### Records for the exercise

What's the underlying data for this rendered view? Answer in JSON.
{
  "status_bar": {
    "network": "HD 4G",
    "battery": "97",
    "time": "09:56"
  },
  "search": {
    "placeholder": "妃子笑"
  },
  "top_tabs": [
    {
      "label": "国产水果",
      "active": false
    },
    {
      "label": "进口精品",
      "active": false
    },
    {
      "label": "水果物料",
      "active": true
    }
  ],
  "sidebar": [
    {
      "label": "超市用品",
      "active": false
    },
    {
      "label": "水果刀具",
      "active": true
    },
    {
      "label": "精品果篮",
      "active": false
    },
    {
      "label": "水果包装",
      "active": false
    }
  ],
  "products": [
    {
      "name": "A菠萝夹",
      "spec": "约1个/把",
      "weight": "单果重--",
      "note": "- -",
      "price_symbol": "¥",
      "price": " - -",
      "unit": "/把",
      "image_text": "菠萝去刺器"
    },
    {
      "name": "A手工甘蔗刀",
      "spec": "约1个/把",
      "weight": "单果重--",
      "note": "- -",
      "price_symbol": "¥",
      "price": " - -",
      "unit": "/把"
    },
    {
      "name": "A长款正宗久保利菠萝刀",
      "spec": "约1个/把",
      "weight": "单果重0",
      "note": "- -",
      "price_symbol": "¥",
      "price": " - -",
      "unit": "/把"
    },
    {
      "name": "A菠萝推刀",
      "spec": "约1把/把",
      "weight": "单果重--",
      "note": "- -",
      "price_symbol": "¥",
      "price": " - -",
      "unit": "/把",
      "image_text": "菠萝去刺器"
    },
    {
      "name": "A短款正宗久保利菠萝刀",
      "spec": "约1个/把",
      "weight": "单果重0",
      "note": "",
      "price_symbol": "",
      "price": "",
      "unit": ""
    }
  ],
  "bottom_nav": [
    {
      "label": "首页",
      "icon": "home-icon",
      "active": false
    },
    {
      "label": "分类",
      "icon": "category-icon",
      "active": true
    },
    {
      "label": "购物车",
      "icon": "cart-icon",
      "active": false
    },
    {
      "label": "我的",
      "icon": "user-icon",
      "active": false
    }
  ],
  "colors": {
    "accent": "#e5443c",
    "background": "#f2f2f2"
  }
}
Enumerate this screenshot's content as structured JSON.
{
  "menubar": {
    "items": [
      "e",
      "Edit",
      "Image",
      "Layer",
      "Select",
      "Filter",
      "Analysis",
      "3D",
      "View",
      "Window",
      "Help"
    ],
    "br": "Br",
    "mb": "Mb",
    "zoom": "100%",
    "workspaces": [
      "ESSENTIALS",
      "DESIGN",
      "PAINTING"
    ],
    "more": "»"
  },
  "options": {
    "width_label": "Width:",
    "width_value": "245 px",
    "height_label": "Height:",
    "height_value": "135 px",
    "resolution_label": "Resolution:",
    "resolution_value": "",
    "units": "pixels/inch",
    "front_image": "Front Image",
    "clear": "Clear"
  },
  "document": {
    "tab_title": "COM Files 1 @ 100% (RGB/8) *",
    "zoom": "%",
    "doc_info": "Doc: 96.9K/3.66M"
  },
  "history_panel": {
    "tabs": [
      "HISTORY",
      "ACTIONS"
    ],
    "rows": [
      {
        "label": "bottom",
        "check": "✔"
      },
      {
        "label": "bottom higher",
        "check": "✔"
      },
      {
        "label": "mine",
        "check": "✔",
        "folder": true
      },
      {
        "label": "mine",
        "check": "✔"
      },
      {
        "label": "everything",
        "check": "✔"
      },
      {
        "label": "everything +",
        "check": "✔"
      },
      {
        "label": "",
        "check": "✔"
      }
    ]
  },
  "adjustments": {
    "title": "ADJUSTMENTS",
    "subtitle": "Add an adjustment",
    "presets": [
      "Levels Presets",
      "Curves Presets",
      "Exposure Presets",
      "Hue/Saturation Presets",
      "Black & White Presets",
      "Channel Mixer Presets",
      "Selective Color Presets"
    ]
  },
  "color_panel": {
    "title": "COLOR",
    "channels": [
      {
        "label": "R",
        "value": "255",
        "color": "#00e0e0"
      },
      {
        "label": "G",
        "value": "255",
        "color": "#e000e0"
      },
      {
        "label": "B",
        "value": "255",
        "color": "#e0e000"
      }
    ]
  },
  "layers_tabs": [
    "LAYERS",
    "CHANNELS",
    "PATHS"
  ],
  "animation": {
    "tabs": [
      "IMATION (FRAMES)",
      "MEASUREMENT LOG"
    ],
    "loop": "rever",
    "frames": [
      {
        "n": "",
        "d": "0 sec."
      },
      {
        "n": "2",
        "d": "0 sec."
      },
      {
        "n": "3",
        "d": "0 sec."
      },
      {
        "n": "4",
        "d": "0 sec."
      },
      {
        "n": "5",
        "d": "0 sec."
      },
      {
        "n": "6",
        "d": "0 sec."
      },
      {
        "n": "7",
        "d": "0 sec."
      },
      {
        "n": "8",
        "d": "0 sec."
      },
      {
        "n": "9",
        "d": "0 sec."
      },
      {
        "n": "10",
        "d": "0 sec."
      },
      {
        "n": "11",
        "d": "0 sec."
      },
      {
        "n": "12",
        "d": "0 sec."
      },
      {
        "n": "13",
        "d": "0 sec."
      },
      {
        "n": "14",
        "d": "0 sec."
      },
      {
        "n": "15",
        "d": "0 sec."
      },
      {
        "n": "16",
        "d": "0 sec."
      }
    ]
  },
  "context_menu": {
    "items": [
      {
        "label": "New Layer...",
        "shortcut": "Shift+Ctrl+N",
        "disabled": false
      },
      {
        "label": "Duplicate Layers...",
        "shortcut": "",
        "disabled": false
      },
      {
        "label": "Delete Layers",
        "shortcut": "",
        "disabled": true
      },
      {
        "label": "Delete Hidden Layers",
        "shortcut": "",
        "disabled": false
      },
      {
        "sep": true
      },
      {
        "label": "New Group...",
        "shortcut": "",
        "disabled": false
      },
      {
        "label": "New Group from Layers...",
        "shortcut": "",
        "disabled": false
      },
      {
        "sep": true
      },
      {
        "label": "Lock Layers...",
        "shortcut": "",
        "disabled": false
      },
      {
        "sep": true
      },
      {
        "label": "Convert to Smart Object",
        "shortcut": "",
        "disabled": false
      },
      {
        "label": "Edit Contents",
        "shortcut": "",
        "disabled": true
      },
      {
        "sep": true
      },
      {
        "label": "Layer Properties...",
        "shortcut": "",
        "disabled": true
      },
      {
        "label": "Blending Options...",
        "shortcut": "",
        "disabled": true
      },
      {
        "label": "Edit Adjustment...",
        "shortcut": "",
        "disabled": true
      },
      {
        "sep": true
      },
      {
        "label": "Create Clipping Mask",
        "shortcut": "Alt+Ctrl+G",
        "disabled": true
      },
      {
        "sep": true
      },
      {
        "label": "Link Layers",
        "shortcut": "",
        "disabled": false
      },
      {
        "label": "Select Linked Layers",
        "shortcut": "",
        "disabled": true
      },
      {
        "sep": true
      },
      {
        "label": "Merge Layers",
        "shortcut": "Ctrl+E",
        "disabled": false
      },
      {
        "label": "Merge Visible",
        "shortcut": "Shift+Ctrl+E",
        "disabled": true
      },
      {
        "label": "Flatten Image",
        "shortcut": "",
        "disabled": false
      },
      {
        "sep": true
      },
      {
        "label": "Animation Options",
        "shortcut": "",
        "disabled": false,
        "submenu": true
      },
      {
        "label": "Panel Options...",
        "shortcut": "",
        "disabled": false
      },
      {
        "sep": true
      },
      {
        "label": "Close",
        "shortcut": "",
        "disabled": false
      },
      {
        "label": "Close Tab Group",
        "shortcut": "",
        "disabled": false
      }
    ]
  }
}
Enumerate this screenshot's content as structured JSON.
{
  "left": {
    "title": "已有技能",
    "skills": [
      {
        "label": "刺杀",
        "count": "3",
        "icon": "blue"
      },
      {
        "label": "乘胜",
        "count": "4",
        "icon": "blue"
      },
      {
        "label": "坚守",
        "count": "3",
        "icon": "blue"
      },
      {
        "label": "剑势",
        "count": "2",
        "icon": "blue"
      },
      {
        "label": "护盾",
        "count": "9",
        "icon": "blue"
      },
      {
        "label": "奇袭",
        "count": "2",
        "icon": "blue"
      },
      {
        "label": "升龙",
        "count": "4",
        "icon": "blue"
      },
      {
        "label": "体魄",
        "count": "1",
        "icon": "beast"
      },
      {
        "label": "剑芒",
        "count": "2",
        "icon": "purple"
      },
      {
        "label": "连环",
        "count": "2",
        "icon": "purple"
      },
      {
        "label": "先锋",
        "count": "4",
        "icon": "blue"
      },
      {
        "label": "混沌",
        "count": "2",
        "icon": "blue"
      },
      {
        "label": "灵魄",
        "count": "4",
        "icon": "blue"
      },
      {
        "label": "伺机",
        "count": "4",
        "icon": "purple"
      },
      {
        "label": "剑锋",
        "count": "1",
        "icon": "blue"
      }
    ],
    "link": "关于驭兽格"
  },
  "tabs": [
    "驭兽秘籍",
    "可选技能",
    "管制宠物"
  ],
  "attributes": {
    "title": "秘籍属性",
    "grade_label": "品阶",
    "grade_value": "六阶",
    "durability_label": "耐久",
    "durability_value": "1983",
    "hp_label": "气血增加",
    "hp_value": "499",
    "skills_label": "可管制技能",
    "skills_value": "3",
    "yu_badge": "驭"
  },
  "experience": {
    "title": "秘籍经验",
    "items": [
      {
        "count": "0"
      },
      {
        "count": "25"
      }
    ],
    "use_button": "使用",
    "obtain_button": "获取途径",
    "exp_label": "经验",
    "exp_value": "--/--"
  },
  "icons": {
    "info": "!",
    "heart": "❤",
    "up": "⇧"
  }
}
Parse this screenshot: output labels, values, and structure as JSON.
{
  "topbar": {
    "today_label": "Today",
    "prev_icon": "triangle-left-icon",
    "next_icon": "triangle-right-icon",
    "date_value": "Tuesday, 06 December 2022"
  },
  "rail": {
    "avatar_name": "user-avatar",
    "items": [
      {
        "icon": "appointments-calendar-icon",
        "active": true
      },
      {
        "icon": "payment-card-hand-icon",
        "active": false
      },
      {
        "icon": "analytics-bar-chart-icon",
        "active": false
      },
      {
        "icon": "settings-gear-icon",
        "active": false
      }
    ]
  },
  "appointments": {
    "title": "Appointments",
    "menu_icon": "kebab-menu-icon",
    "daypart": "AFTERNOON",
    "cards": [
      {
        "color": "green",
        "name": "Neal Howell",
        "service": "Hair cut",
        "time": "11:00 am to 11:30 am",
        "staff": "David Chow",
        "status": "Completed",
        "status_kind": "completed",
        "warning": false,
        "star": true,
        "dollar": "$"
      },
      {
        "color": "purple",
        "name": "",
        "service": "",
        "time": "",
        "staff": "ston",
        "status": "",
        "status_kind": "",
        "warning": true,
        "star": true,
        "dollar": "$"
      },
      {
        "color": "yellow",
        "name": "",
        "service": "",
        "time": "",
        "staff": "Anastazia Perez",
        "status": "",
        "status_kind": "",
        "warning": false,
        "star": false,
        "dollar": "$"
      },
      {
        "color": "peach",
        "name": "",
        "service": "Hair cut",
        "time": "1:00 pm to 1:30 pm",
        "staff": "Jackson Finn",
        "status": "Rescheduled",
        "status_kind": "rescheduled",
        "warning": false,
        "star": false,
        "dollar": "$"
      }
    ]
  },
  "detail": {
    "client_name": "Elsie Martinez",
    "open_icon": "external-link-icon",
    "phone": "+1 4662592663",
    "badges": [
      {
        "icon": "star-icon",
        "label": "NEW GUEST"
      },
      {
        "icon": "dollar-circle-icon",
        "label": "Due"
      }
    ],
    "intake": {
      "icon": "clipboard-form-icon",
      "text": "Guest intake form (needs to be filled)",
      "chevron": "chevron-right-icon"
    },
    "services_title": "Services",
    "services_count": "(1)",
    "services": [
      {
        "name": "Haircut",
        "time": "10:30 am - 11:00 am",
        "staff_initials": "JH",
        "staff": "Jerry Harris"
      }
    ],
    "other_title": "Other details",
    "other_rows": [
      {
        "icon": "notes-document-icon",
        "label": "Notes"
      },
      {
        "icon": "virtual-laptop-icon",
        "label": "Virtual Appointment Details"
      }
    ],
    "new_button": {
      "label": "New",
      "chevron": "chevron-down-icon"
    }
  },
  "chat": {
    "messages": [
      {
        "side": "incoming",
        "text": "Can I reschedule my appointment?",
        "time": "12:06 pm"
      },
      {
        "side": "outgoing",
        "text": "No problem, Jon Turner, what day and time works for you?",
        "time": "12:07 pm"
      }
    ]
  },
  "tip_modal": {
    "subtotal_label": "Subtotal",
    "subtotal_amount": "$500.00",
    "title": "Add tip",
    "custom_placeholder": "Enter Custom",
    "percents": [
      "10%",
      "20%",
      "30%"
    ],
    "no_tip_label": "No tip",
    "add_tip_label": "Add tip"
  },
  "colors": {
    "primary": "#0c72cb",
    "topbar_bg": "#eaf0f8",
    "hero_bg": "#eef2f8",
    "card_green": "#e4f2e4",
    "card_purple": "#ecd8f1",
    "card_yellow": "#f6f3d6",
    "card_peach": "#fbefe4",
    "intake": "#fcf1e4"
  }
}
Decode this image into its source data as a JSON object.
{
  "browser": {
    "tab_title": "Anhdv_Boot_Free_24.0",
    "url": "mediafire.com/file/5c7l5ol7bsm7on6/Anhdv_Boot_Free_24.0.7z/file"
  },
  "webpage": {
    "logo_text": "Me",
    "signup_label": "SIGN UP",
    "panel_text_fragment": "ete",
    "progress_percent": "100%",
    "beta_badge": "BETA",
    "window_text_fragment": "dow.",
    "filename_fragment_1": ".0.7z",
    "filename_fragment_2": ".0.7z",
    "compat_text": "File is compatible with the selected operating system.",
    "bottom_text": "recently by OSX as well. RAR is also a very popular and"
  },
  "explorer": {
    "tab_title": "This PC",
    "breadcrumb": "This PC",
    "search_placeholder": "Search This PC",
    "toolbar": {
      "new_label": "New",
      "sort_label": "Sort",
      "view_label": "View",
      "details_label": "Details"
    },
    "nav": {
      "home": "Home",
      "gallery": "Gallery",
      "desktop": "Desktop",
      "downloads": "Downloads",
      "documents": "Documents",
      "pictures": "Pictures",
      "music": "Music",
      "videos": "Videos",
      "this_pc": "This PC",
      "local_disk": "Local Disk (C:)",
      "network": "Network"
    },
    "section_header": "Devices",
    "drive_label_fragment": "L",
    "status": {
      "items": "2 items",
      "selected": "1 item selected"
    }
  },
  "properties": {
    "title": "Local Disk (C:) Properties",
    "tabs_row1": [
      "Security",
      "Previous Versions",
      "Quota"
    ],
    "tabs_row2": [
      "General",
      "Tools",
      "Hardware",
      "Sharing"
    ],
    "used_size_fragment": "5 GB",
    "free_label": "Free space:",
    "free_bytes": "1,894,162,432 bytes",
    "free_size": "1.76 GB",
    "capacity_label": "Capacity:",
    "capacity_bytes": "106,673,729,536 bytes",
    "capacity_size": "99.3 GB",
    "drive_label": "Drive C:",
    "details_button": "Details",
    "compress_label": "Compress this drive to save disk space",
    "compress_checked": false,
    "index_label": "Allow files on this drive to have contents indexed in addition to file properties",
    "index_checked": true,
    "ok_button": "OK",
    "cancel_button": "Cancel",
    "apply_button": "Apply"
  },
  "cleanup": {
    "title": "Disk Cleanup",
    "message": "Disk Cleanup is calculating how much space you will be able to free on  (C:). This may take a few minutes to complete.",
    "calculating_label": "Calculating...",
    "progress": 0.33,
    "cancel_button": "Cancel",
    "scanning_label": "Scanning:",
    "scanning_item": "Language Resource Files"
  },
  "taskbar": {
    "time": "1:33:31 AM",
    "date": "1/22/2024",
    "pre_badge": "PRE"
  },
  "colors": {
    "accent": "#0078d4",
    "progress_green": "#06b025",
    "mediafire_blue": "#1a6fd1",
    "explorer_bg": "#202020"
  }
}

######

> [Exercise description] Write out every line of the entries that holds the word "Delete".

> [Output for this exercise]
        "label": "Delete Layers",
        "label": "Delete Hidden Layers",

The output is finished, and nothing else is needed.